*RECORDS FOR THE EXERCISE*
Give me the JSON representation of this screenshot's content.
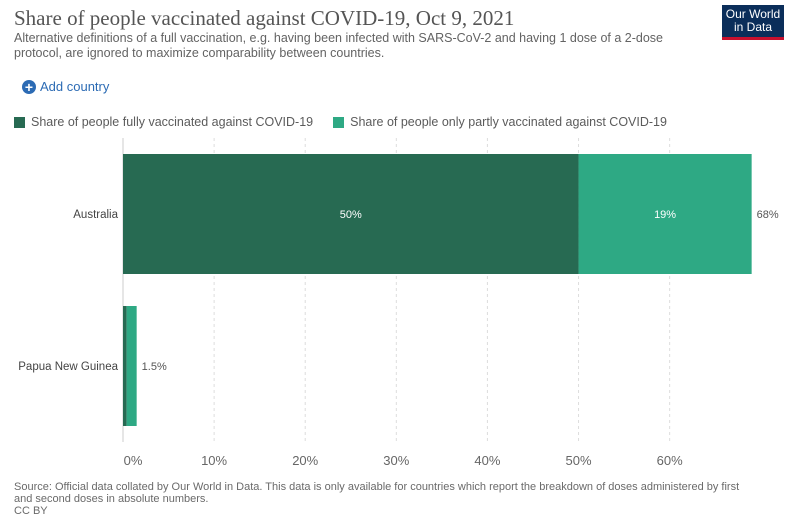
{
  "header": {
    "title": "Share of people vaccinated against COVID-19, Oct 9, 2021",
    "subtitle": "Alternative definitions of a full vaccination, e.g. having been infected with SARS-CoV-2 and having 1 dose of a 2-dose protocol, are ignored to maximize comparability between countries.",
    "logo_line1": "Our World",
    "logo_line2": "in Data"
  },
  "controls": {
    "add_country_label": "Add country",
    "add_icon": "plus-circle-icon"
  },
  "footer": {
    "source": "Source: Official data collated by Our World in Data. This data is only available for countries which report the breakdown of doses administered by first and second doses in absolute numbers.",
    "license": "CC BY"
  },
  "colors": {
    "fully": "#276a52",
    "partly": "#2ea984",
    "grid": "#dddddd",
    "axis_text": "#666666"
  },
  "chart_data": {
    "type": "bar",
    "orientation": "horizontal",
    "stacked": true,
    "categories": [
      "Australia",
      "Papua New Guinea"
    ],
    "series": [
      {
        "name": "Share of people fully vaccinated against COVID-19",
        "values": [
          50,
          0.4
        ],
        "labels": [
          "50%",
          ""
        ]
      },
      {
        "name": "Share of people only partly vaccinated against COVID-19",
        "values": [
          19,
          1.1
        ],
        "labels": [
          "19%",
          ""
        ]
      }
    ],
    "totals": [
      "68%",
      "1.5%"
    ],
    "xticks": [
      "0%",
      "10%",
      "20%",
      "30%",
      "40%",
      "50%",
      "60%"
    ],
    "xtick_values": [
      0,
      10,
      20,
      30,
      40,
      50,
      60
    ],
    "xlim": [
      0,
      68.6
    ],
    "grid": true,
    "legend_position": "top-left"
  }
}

* * *

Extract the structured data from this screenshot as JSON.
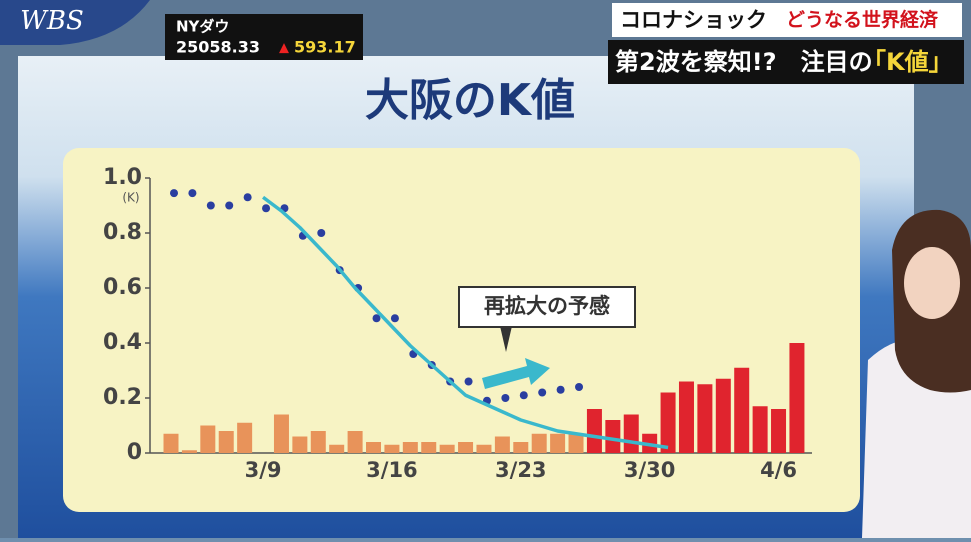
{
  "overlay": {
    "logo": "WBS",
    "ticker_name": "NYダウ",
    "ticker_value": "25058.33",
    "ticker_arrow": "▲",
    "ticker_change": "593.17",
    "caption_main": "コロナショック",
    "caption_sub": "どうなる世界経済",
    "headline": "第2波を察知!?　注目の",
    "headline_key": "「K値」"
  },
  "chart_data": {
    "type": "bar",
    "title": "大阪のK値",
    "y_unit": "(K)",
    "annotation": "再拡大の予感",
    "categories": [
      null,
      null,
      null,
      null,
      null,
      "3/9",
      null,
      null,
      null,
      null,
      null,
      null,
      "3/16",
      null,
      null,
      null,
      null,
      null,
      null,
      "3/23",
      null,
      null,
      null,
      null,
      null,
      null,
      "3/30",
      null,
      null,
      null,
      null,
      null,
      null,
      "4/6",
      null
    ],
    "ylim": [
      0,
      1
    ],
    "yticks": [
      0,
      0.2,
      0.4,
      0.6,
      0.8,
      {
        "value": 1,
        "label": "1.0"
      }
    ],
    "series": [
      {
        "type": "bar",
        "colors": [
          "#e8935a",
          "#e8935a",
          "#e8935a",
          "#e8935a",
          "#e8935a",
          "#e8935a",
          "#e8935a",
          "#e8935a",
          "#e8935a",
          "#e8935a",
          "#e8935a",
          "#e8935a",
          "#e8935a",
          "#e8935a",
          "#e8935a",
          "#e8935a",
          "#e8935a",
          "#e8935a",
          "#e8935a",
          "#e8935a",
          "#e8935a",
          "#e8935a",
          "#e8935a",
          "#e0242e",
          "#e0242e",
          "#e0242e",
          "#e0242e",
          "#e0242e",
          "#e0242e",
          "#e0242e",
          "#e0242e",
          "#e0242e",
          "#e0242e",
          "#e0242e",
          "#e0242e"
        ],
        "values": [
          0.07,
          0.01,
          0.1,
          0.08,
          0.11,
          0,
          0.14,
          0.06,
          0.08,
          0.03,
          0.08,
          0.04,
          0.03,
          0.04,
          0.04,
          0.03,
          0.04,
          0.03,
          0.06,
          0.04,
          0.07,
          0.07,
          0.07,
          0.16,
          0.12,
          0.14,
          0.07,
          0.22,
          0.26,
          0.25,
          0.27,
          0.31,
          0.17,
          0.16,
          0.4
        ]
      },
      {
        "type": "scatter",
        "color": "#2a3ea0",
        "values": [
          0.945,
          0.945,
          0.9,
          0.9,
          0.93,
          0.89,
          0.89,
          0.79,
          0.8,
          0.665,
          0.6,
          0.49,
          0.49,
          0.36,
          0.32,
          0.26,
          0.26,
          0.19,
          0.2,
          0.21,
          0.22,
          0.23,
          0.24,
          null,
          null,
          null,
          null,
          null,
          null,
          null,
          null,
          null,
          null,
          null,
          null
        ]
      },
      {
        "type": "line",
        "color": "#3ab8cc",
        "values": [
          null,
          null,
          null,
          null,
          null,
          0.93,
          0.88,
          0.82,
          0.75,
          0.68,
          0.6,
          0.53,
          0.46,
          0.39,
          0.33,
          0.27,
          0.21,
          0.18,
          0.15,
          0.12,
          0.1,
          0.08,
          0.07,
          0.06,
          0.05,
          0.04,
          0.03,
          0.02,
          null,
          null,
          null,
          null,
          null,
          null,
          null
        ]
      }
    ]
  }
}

*WORK INSTRUCTIONS*
Wherever the word "against" occurs in a line of the listing, copy that line.

*RESPONSE FOR THIS EXERCISE*
    "title": "Share of people vaccinated against COVID-19, Oct 9, 2021",
        "name": "Share of people fully vaccinated against COVID-19",
        "name": "Share of people only partly vaccinated against COVID-19",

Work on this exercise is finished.